─── ROWS ───
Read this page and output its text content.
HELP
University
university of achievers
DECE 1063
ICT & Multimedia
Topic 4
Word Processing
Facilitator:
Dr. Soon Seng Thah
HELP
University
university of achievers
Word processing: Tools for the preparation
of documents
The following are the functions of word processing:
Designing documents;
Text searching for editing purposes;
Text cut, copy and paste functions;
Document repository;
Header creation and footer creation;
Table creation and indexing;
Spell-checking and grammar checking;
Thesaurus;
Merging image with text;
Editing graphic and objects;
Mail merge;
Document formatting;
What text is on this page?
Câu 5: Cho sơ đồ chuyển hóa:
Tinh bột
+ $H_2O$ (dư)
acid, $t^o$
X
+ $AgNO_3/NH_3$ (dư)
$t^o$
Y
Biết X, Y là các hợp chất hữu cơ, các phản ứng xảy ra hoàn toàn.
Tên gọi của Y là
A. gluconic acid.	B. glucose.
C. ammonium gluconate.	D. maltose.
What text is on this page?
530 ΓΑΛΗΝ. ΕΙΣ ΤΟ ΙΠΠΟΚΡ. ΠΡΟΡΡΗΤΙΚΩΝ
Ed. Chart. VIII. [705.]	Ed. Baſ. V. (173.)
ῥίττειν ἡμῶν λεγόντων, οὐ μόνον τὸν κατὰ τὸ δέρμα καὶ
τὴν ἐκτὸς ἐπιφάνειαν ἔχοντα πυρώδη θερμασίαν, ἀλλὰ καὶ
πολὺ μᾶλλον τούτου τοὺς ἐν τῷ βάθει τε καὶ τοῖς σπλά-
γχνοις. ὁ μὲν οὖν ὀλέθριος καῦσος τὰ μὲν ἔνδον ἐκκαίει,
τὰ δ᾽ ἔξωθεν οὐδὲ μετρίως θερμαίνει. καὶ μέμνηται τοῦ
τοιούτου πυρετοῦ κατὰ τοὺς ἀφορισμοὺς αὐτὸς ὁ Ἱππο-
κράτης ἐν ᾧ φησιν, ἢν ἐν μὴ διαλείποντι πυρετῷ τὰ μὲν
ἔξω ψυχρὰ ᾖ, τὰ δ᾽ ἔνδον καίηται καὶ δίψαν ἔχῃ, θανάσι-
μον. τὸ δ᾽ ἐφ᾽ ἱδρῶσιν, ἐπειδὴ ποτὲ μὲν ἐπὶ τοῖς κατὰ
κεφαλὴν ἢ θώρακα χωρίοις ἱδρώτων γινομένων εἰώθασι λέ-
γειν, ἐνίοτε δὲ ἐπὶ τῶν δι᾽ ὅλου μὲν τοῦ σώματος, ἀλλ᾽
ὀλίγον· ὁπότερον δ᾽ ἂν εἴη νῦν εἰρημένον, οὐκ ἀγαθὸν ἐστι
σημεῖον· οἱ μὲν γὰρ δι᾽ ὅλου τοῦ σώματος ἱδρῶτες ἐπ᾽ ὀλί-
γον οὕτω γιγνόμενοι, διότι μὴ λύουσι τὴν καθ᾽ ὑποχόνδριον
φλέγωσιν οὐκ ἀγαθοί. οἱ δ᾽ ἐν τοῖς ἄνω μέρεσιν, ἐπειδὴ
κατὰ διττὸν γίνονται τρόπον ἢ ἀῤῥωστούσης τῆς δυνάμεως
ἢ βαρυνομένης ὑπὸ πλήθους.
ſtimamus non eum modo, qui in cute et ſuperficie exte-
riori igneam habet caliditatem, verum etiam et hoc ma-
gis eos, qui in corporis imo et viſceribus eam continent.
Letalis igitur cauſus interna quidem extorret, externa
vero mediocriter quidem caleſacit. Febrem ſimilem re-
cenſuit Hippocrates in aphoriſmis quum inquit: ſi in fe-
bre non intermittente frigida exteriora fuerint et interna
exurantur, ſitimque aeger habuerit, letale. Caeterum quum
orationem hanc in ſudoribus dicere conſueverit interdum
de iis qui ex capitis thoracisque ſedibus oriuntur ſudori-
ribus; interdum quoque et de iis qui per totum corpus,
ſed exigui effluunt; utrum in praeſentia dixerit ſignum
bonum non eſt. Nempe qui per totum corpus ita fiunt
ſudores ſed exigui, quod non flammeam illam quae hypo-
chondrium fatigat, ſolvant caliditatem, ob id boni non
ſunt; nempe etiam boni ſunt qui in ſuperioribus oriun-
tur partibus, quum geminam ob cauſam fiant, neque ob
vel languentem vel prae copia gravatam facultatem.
───
- [GOAL]: The records above must be output exactly, in full.

- [ANSWER]:
Read this page and output its text content.
HELP
University
university of achievers
DECE 1063
ICT & Multimedia
Topic 4
Word Processing
Facilitator:
Dr. Soon Seng Thah
HELP
University
university of achievers
Word processing: Tools for the preparation
of documents
The following are the functions of word processing:
Designing documents;
Text searching for editing purposes;
Text cut, copy and paste functions;
Document repository;
Header creation and footer creation;
Table creation and indexing;
Spell-checking and grammar checking;
Thesaurus;
Merging image with text;
Editing graphic and objects;
Mail merge;
Document formatting;
What text is on this page?
Câu 5: Cho sơ đồ chuyển hóa:
Tinh bột
+ $H_2O$ (dư)
acid, $t^o$
X
+ $AgNO_3/NH_3$ (dư)
$t^o$
Y
Biết X, Y là các hợp chất hữu cơ, các phản ứng xảy ra hoàn toàn.
Tên gọi của Y là
A. gluconic acid.	B. glucose.
C. ammonium gluconate.	D. maltose.
What text is on this page?
530 ΓΑΛΗΝ. ΕΙΣ ΤΟ ΙΠΠΟΚΡ. ΠΡΟΡΡΗΤΙΚΩΝ
Ed. Chart. VIII. [705.]	Ed. Baſ. V. (173.)
ῥίττειν ἡμῶν λεγόντων, οὐ μόνον τὸν κατὰ τὸ δέρμα καὶ
τὴν ἐκτὸς ἐπιφάνειαν ἔχοντα πυρώδη θερμασίαν, ἀλλὰ καὶ
πολὺ μᾶλλον τούτου τοὺς ἐν τῷ βάθει τε καὶ τοῖς σπλά-
γχνοις. ὁ μὲν οὖν ὀλέθριος καῦσος τὰ μὲν ἔνδον ἐκκαίει,
τὰ δ᾽ ἔξωθεν οὐδὲ μετρίως θερμαίνει. καὶ μέμνηται τοῦ
τοιούτου πυρετοῦ κατὰ τοὺς ἀφορισμοὺς αὐτὸς ὁ Ἱππο-
κράτης ἐν ᾧ φησιν, ἢν ἐν μὴ διαλείποντι πυρετῷ τὰ μὲν
ἔξω ψυχρὰ ᾖ, τὰ δ᾽ ἔνδον καίηται καὶ δίψαν ἔχῃ, θανάσι-
μον. τὸ δ᾽ ἐφ᾽ ἱδρῶσιν, ἐπειδὴ ποτὲ μὲν ἐπὶ τοῖς κατὰ
κεφαλὴν ἢ θώρακα χωρίοις ἱδρώτων γινομένων εἰώθασι λέ-
γειν, ἐνίοτε δὲ ἐπὶ τῶν δι᾽ ὅλου μὲν τοῦ σώματος, ἀλλ᾽
ὀλίγον· ὁπότερον δ᾽ ἂν εἴη νῦν εἰρημένον, οὐκ ἀγαθὸν ἐστι
σημεῖον· οἱ μὲν γὰρ δι᾽ ὅλου τοῦ σώματος ἱδρῶτες ἐπ᾽ ὀλί-
γον οὕτω γιγνόμενοι, διότι μὴ λύουσι τὴν καθ᾽ ὑποχόνδριον
φλέγωσιν οὐκ ἀγαθοί. οἱ δ᾽ ἐν τοῖς ἄνω μέρεσιν, ἐπειδὴ
κατὰ διττὸν γίνονται τρόπον ἢ ἀῤῥωστούσης τῆς δυνάμεως
ἢ βαρυνομένης ὑπὸ πλήθους.
ſtimamus non eum modo, qui in cute et ſuperficie exte-
riori igneam habet caliditatem, verum etiam et hoc ma-
gis eos, qui in corporis imo et viſceribus eam continent.
Letalis igitur cauſus interna quidem extorret, externa
vero mediocriter quidem caleſacit. Febrem ſimilem re-
cenſuit Hippocrates in aphoriſmis quum inquit: ſi in fe-
bre non intermittente frigida exteriora fuerint et interna
exurantur, ſitimque aeger habuerit, letale. Caeterum quum
orationem hanc in ſudoribus dicere conſueverit interdum
de iis qui ex capitis thoracisque ſedibus oriuntur ſudori-
ribus; interdum quoque et de iis qui per totum corpus,
ſed exigui effluunt; utrum in praeſentia dixerit ſignum
bonum non eſt. Nempe qui per totum corpus ita fiunt
ſudores ſed exigui, quod non flammeam illam quae hypo-
chondrium fatigat, ſolvant caliditatem, ob id boni non
ſunt; nempe etiam boni ſunt qui in ſuperioribus oriun-
tur partibus, quum geminam ob cauſam fiant, neque ob
vel languentem vel prae copia gravatam facultatem.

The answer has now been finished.